■ Given request ■
Only the number is needed: how many lines contain the word "experiences"?

---------- Given records

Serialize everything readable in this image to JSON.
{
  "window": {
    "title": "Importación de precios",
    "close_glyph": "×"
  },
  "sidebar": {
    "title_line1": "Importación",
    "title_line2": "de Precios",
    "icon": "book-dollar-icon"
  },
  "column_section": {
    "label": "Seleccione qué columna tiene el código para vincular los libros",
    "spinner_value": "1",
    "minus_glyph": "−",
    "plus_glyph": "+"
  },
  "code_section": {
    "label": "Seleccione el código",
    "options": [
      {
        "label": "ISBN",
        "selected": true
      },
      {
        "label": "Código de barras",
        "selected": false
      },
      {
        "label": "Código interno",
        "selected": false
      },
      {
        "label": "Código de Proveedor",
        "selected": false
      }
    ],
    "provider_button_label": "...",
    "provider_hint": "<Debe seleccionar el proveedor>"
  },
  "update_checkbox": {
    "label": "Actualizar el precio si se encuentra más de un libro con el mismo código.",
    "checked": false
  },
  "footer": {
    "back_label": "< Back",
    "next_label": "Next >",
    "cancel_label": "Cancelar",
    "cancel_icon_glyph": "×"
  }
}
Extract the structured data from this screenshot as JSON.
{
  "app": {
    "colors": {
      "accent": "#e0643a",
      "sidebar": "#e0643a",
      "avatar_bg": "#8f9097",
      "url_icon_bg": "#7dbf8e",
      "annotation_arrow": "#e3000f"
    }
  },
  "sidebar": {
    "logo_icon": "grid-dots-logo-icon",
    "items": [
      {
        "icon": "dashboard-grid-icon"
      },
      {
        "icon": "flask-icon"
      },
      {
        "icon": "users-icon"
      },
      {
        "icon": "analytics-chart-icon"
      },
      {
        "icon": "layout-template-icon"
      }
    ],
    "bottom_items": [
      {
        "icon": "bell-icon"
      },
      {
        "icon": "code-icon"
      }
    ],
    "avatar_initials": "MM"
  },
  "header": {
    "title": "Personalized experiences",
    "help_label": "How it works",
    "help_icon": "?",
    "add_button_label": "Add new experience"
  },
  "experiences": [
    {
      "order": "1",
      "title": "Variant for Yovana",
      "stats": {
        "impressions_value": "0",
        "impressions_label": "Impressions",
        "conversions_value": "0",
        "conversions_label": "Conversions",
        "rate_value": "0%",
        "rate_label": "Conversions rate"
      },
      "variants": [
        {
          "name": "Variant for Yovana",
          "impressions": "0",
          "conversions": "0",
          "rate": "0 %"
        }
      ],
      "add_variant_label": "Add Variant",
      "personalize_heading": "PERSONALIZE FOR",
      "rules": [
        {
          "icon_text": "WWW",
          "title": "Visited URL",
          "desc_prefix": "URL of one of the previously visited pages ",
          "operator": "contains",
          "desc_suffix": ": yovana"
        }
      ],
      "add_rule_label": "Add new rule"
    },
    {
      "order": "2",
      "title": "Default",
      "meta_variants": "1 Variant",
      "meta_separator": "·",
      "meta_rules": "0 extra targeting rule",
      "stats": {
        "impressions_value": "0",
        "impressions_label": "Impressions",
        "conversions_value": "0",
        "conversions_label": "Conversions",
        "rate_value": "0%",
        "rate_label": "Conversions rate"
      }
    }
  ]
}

--------------------

■ Response to this exercise ■
2